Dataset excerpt
====
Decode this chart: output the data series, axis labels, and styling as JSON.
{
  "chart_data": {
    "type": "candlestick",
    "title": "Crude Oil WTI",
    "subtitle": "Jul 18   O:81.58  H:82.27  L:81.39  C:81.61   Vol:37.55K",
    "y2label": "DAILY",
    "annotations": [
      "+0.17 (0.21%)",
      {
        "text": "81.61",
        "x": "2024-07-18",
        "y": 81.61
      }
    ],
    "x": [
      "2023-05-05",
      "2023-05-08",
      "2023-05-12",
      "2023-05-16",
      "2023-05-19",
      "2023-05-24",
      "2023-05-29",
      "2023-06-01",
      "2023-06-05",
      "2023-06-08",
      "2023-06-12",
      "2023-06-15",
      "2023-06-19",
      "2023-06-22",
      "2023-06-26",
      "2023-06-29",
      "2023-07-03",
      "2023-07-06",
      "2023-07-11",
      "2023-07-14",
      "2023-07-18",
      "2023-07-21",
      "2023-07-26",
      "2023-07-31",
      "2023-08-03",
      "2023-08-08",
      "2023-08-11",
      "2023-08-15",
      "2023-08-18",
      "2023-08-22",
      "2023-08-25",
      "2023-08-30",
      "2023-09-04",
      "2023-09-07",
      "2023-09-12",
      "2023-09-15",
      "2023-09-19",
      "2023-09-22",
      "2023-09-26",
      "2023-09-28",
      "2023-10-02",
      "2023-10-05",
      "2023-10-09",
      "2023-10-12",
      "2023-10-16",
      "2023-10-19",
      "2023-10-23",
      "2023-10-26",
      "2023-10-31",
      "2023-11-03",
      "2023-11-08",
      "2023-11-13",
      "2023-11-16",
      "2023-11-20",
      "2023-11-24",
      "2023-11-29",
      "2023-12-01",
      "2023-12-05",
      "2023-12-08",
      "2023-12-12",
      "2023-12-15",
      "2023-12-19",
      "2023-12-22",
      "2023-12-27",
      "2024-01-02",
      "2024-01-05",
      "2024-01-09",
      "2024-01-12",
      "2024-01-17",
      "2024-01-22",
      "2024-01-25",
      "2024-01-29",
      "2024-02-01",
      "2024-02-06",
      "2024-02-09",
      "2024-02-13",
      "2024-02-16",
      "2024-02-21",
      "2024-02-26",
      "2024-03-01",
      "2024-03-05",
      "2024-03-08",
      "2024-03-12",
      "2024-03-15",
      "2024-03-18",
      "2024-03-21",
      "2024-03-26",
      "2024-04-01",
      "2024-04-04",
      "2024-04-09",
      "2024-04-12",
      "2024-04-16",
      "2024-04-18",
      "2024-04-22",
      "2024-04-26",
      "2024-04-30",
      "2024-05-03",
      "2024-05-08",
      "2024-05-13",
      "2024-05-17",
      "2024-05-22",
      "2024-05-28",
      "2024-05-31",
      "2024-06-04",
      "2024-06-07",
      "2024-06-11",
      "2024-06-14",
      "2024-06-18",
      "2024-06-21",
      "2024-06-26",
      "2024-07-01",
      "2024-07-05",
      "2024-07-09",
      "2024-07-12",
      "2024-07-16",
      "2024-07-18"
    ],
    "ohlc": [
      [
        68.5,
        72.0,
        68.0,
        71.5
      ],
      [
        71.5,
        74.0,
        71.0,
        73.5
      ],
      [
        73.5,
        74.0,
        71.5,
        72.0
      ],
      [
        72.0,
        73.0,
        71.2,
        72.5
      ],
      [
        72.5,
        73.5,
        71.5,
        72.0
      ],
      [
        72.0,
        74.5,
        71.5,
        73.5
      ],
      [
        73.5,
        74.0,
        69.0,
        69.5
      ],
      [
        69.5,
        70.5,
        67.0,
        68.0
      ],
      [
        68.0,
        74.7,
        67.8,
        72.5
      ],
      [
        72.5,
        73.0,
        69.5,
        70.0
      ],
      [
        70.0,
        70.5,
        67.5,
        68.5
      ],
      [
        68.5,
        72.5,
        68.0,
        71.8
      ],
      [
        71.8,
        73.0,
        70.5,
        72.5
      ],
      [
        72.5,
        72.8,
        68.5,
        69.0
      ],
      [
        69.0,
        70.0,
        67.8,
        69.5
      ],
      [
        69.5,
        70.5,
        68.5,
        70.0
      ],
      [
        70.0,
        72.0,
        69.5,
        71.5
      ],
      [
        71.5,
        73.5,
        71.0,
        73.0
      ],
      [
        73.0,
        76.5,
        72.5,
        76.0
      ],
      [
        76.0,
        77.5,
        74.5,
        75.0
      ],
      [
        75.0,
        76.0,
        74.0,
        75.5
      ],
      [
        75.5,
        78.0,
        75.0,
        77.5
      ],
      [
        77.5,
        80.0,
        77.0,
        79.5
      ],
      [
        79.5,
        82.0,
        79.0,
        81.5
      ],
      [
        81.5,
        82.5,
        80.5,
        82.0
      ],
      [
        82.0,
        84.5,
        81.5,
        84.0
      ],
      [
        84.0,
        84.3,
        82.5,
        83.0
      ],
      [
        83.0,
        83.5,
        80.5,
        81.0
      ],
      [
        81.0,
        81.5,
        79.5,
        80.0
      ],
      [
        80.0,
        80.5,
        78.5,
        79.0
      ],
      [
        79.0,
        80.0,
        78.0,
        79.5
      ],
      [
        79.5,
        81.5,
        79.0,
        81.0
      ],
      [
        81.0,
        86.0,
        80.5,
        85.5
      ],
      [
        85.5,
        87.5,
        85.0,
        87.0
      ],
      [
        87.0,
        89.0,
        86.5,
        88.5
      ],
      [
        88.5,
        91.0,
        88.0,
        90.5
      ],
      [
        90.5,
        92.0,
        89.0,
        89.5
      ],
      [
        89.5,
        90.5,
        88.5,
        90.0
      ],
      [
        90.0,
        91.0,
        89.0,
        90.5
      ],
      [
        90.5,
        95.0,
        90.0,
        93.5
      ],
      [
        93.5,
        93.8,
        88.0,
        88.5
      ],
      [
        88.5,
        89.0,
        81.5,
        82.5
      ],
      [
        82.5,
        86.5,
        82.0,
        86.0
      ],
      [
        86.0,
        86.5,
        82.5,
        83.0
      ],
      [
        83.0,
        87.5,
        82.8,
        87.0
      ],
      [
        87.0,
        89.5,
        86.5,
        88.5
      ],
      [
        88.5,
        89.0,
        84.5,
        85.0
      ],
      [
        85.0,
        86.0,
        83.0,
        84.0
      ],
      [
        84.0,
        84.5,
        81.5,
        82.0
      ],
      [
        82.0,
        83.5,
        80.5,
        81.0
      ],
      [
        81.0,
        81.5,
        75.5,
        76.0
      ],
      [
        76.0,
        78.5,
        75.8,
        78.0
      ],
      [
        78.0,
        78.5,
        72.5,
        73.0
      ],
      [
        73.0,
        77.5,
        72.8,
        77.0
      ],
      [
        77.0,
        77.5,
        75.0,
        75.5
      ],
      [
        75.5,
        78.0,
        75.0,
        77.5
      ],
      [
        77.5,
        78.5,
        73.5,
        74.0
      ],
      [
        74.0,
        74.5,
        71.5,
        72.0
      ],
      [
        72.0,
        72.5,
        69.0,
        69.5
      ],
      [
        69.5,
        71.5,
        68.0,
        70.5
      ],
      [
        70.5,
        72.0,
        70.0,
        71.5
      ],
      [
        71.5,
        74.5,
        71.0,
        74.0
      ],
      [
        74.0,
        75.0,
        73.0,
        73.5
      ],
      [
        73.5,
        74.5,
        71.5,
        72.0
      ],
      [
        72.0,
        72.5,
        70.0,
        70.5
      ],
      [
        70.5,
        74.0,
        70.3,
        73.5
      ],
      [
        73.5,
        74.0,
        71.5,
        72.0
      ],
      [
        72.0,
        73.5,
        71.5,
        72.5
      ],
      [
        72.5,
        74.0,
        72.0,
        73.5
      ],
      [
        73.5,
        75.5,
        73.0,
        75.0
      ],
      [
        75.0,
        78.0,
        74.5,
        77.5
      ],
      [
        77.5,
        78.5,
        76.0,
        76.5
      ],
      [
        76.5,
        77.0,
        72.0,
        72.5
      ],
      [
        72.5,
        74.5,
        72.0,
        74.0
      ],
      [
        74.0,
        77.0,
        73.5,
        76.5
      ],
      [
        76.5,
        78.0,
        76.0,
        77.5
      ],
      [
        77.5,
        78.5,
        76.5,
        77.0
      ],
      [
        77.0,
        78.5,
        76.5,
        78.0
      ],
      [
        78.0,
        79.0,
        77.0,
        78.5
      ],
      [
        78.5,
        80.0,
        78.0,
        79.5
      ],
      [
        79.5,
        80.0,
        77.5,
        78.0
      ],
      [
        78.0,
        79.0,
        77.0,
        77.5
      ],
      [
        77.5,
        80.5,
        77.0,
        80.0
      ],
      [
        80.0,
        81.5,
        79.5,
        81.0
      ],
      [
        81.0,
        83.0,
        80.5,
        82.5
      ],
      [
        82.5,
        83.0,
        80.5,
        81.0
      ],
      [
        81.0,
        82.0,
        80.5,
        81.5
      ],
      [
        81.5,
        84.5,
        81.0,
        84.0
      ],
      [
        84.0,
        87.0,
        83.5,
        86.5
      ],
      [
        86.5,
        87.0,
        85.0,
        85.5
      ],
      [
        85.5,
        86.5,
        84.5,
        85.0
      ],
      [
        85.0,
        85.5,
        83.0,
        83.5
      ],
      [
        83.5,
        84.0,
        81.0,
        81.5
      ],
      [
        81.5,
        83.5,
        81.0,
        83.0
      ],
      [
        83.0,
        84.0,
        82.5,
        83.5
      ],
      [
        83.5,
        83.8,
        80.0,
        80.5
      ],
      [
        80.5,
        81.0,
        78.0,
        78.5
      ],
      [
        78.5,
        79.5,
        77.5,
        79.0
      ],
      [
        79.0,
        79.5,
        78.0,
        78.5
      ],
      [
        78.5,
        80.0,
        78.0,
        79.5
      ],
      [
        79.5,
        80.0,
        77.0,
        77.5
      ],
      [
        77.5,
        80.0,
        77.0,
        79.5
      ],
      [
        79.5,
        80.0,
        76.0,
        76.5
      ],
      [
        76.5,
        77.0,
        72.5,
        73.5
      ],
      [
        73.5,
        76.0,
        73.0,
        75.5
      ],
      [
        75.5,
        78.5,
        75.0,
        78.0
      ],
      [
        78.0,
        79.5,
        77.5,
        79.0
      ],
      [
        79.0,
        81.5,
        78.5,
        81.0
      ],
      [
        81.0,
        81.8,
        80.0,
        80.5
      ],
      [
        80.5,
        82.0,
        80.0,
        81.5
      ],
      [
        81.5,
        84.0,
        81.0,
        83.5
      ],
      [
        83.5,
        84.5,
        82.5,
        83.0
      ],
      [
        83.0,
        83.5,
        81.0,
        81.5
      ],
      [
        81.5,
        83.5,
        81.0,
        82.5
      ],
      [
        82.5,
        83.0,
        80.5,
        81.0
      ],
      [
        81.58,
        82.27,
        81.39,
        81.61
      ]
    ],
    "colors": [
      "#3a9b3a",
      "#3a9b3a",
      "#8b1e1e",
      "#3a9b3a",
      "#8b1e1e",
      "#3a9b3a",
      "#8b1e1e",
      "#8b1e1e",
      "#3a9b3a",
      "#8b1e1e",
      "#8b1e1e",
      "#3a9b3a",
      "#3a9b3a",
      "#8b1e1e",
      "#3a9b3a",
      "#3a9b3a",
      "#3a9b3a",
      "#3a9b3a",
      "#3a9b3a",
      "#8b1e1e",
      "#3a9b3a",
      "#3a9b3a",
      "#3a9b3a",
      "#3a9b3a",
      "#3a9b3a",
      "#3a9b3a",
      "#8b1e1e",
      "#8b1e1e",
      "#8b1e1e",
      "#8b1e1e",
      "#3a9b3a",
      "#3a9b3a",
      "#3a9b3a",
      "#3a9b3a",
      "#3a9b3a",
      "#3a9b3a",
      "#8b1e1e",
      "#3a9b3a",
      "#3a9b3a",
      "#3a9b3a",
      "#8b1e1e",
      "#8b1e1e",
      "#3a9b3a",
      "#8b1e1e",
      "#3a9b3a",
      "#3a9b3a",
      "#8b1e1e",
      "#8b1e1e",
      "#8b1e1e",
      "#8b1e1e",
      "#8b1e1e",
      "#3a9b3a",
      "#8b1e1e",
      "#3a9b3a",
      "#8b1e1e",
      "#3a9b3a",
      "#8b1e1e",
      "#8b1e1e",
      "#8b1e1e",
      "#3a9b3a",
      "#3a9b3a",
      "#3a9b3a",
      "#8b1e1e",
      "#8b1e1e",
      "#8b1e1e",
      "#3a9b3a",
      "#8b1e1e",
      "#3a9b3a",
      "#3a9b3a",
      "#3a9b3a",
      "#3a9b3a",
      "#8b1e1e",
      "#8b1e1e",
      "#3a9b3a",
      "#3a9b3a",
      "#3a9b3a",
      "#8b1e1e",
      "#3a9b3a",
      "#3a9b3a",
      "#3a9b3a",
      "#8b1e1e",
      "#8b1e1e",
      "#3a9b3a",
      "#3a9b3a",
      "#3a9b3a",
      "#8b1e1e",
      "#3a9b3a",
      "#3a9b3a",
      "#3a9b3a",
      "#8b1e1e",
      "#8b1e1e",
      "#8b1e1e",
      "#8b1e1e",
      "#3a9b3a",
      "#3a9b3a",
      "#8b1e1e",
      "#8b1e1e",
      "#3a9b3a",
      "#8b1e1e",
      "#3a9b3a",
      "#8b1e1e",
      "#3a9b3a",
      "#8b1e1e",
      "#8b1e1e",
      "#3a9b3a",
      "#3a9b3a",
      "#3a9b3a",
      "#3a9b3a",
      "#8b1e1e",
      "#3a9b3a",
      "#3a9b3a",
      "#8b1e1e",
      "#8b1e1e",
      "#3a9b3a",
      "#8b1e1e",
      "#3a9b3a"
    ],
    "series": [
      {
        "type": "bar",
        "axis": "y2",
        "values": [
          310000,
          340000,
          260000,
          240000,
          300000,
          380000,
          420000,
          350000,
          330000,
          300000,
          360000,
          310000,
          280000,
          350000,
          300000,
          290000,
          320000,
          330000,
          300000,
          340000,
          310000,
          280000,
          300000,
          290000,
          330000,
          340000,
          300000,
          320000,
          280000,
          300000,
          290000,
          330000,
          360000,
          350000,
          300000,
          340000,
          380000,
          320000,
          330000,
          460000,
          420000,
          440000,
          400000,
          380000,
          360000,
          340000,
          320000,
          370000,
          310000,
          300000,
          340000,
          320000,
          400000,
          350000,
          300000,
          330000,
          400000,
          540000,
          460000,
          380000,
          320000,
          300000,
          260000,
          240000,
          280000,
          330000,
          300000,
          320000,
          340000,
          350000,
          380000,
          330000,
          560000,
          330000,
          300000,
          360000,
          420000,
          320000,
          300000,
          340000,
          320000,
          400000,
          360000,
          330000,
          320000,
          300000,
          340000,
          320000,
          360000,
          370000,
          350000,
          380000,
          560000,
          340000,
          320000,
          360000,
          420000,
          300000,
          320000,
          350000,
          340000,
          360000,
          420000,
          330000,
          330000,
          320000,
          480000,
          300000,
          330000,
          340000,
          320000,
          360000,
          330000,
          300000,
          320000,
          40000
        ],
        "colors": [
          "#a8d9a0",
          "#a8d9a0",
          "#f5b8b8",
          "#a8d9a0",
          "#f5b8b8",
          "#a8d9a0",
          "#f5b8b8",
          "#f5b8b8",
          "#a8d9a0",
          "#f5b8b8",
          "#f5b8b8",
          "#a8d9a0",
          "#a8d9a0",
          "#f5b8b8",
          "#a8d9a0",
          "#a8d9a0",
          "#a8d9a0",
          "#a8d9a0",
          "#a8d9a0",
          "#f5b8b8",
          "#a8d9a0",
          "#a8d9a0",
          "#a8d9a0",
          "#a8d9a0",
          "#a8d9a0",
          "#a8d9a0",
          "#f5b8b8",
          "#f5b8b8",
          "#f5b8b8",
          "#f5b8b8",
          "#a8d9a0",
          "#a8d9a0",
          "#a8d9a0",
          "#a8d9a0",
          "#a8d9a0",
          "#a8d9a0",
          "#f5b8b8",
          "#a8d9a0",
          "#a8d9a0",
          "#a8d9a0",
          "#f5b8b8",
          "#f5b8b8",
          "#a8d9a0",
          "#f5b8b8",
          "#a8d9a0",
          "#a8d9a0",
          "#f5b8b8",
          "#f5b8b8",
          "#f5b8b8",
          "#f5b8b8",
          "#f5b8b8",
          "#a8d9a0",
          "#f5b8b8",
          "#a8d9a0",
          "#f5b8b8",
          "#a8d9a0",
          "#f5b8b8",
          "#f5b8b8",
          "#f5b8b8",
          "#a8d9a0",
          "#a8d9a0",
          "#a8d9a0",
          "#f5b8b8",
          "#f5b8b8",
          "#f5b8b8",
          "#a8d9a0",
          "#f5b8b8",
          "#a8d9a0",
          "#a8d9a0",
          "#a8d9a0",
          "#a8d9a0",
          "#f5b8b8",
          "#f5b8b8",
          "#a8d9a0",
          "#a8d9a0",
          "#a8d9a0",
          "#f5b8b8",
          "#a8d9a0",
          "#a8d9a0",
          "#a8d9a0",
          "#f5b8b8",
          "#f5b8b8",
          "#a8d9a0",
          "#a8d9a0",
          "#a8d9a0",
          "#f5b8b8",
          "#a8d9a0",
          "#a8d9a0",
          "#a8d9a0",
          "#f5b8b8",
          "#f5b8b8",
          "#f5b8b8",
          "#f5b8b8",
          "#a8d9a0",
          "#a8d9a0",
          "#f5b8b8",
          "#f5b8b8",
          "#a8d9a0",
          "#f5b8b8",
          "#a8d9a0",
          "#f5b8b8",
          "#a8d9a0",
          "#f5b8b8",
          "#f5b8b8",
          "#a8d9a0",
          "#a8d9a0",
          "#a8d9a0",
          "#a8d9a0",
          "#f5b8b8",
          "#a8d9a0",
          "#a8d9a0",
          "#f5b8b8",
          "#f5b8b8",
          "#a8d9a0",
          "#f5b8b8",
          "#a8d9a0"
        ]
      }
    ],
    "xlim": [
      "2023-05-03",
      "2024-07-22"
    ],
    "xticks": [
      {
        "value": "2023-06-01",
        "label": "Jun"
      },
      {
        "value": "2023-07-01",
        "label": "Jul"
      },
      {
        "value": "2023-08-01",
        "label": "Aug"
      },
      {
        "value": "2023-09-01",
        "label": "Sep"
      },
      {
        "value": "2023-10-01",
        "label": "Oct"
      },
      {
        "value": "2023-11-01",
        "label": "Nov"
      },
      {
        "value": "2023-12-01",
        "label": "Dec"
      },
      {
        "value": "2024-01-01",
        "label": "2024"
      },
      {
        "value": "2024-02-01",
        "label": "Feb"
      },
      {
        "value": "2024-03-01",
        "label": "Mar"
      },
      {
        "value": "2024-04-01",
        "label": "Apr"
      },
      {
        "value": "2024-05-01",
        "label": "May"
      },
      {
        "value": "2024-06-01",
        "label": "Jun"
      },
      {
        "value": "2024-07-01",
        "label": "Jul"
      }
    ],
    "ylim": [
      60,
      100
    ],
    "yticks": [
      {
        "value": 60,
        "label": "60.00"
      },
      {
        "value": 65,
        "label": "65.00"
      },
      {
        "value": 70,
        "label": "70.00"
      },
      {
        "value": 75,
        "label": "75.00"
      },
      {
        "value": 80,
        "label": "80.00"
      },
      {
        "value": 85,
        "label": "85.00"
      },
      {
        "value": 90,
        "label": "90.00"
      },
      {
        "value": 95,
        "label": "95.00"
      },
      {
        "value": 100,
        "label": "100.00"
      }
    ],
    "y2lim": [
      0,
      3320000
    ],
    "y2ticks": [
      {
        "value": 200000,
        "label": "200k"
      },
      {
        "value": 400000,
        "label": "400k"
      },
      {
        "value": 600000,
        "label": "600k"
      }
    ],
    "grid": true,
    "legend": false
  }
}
====
PROBLEM REQUIREMENTS:
What is the number of lines above that contain "axis"? Answer with that number only.

CORRECT RESPONSE:
2